Look at the entries below and reproduce them exactly.

Figure content listings
***

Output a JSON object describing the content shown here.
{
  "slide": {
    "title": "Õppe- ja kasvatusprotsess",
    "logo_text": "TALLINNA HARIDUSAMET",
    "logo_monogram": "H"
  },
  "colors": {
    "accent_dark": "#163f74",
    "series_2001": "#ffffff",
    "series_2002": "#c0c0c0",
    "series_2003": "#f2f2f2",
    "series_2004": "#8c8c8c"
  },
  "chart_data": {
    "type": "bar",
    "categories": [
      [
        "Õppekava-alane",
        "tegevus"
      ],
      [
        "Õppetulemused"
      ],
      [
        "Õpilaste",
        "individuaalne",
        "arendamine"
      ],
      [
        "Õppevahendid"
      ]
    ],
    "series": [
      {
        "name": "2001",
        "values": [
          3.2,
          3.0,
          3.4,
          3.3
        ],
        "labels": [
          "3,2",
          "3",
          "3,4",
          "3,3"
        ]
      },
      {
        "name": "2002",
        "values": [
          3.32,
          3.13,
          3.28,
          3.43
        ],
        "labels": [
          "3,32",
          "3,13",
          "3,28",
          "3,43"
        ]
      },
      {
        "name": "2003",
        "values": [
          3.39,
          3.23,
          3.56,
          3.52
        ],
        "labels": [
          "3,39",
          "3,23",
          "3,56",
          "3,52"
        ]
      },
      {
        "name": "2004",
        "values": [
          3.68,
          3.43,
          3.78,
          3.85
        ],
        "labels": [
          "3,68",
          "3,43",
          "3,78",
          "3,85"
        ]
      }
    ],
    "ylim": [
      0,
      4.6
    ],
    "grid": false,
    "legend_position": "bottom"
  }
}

***

**SOLUTION TO THIS PROBLEM**
Output a JSON object describing the content shown here.
{
  "slide": {
    "title": "Õppe- ja kasvatusprotsess",
    "logo_text": "TALLINNA HARIDUSAMET",
    "logo_monogram": "H"
  },
  "colors": {
    "accent_dark": "#163f74",
    "series_2001": "#ffffff",
    "series_2002": "#c0c0c0",
    "series_2003": "#f2f2f2",
    "series_2004": "#8c8c8c"
  },
  "chart_data": {
    "type": "bar",
    "categories": [
      [
        "Õppekava-alane",
        "tegevus"
      ],
      [
        "Õppetulemused"
      ],
      [
        "Õpilaste",
        "individuaalne",
        "arendamine"
      ],
      [
        "Õppevahendid"
      ]
    ],
    "series": [
      {
        "name": "2001",
        "values": [
          3.2,
          3.0,
          3.4,
          3.3
        ],
        "labels": [
          "3,2",
          "3",
          "3,4",
          "3,3"
        ]
      },
      {
        "name": "2002",
        "values": [
          3.32,
          3.13,
          3.28,
          3.43
        ],
        "labels": [
          "3,32",
          "3,13",
          "3,28",
          "3,43"
        ]
      },
      {
        "name": "2003",
        "values": [
          3.39,
          3.23,
          3.56,
          3.52
        ],
        "labels": [
          "3,39",
          "3,23",
          "3,56",
          "3,52"
        ]
      },
      {
        "name": "2004",
        "values": [
          3.68,
          3.43,
          3.78,
          3.85
        ],
        "labels": [
          "3,68",
          "3,43",
          "3,78",
          "3,85"
        ]
      }
    ],
    "ylim": [
      0,
      4.6
    ],
    "grid": false,
    "legend_position": "bottom"
  }
}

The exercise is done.